Reproduce the records verbatim, beginning with their first line and continuing through the line that contains "xp-progress-fill xyxy=(974,1075,1007,1080)".

-- Begin --

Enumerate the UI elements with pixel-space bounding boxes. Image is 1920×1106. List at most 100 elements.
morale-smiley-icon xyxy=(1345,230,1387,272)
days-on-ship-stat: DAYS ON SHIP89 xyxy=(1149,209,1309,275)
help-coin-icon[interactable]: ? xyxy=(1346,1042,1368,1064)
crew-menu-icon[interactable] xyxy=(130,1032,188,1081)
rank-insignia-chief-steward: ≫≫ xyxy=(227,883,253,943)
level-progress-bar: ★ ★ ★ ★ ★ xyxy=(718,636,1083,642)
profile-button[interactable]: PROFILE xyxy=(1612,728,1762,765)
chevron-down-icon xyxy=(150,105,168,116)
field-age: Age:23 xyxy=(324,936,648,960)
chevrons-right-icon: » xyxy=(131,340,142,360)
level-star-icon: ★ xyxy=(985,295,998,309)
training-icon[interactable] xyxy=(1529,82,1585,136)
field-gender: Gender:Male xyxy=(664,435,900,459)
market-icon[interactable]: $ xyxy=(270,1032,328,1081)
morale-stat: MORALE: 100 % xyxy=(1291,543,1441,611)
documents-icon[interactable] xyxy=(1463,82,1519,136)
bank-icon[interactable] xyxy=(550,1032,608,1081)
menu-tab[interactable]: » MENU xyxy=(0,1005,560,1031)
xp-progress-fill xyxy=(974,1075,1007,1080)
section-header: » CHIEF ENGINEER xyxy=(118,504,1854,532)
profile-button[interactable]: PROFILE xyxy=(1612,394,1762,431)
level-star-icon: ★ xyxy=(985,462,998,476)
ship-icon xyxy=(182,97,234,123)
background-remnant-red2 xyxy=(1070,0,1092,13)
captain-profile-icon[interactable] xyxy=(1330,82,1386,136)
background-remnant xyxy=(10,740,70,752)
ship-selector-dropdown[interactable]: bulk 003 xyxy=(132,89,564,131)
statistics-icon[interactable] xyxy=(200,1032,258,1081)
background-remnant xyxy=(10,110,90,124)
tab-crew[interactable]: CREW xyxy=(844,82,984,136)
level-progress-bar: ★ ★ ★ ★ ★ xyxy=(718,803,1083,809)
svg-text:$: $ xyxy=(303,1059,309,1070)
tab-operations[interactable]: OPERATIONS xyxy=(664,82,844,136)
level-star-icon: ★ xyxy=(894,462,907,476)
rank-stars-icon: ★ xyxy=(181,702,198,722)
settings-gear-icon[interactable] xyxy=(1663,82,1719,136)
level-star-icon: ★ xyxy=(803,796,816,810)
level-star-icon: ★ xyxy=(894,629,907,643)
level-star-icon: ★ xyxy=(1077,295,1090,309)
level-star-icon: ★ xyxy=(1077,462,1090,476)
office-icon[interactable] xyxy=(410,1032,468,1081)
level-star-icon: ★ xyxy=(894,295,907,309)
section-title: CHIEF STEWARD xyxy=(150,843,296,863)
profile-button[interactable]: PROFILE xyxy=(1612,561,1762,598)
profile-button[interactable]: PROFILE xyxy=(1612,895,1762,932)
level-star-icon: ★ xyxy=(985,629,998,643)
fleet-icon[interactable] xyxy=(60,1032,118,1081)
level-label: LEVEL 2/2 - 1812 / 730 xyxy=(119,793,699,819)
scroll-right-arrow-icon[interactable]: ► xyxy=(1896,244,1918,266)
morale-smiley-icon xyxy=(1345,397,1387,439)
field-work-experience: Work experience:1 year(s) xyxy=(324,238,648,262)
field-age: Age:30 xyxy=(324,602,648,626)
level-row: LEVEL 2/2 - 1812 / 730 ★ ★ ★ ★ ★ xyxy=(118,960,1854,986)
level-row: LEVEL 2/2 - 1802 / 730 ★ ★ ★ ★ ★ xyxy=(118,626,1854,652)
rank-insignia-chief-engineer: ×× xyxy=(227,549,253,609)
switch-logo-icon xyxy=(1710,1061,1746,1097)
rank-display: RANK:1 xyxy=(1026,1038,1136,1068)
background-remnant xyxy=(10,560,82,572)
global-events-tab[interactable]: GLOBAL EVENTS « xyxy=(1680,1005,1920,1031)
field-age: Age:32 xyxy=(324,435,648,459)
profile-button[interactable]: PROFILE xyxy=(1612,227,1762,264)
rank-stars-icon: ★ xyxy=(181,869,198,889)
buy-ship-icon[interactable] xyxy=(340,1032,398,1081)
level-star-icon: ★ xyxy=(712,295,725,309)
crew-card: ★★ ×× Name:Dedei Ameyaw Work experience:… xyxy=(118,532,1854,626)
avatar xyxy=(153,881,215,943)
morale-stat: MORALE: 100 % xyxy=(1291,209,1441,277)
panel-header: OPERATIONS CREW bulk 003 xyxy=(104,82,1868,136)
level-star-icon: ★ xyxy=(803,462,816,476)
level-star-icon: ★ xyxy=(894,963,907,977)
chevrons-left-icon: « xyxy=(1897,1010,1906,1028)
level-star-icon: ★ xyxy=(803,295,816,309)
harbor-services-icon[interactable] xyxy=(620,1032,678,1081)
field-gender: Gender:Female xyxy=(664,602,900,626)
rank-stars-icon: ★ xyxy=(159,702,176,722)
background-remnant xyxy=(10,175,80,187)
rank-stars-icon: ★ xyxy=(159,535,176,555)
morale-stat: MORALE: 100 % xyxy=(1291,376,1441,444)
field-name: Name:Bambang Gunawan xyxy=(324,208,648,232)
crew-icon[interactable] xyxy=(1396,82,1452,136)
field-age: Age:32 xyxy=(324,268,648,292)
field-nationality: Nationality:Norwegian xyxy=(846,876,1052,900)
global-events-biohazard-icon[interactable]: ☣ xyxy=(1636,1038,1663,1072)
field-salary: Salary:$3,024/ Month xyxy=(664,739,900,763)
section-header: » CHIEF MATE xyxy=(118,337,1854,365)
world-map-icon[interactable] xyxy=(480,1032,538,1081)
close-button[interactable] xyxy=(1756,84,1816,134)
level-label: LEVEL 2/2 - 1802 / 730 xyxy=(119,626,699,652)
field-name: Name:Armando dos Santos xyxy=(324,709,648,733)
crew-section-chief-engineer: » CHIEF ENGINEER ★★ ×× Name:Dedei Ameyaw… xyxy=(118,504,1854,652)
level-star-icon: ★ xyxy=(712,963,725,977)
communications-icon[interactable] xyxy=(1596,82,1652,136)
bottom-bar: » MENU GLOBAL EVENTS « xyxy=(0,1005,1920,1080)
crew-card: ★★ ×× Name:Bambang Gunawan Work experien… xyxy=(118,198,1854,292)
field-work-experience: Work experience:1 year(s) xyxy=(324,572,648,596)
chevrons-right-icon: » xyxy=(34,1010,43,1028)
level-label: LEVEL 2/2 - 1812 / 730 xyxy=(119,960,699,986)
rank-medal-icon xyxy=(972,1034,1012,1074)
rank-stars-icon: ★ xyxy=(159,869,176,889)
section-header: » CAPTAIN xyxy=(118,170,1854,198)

-- End --

- _Solution for this task_
Enumerate the UI elements with pixel-space bounding boxes. Image is 1920×1106. List at most 100 elements.
morale-smiley-icon xyxy=(1345,230,1387,272)
days-on-ship-stat: DAYS ON SHIP89 xyxy=(1149,209,1309,275)
help-coin-icon[interactable]: ? xyxy=(1346,1042,1368,1064)
crew-menu-icon[interactable] xyxy=(130,1032,188,1081)
rank-insignia-chief-steward: ≫≫ xyxy=(227,883,253,943)
level-progress-bar: ★ ★ ★ ★ ★ xyxy=(718,636,1083,642)
profile-button[interactable]: PROFILE xyxy=(1612,728,1762,765)
chevron-down-icon xyxy=(150,105,168,116)
field-age: Age:23 xyxy=(324,936,648,960)
chevrons-right-icon: » xyxy=(131,340,142,360)
level-star-icon: ★ xyxy=(985,295,998,309)
training-icon[interactable] xyxy=(1529,82,1585,136)
field-gender: Gender:Male xyxy=(664,435,900,459)
market-icon[interactable]: $ xyxy=(270,1032,328,1081)
morale-stat: MORALE: 100 % xyxy=(1291,543,1441,611)
documents-icon[interactable] xyxy=(1463,82,1519,136)
bank-icon[interactable] xyxy=(550,1032,608,1081)
menu-tab[interactable]: » MENU xyxy=(0,1005,560,1031)
xp-progress-fill xyxy=(974,1075,1007,1080)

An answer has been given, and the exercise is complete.